Aim ▸ Pick out every line holding the string "SUCTION" and copy it.

>> start Material shown

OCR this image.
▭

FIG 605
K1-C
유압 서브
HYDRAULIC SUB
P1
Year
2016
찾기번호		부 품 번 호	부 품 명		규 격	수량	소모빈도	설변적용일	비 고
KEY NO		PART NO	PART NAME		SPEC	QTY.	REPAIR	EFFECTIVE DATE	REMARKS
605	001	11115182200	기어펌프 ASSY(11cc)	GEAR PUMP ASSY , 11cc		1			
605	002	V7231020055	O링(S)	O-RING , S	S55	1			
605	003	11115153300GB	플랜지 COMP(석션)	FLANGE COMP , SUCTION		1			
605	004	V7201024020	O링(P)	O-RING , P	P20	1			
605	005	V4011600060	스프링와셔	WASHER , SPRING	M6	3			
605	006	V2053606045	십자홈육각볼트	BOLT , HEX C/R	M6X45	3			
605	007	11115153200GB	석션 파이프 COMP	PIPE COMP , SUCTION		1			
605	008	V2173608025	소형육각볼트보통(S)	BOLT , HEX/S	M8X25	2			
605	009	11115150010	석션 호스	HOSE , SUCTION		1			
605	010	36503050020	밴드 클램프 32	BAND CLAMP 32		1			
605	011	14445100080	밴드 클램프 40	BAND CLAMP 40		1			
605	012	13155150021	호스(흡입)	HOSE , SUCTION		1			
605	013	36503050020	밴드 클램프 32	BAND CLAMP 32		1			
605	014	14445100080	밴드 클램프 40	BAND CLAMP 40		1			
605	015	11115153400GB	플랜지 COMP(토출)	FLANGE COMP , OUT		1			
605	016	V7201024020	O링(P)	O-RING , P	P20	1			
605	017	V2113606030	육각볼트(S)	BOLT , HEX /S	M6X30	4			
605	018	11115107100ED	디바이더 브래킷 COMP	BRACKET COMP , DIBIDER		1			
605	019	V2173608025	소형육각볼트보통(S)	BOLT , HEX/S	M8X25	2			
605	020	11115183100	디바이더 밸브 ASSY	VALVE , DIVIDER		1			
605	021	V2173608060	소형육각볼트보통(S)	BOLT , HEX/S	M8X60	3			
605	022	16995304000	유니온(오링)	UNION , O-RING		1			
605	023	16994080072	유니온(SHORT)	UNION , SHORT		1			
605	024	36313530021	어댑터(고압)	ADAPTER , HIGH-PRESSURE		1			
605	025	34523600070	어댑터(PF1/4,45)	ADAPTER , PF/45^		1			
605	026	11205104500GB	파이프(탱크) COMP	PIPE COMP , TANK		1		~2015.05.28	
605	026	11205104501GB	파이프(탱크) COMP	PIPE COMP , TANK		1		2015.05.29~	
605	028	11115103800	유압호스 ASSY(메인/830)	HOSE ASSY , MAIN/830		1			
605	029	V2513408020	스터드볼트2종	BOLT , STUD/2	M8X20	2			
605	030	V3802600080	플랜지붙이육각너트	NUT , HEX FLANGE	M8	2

>> end Material shown

Correct result ▸
605	003	11115153300GB	플랜지 COMP(석션)	FLANGE COMP , SUCTION		1			
605	007	11115153200GB	석션 파이프 COMP	PIPE COMP , SUCTION		1			
605	009	11115150010	석션 호스	HOSE , SUCTION		1			
605	012	13155150021	호스(흡입)	HOSE , SUCTION		1			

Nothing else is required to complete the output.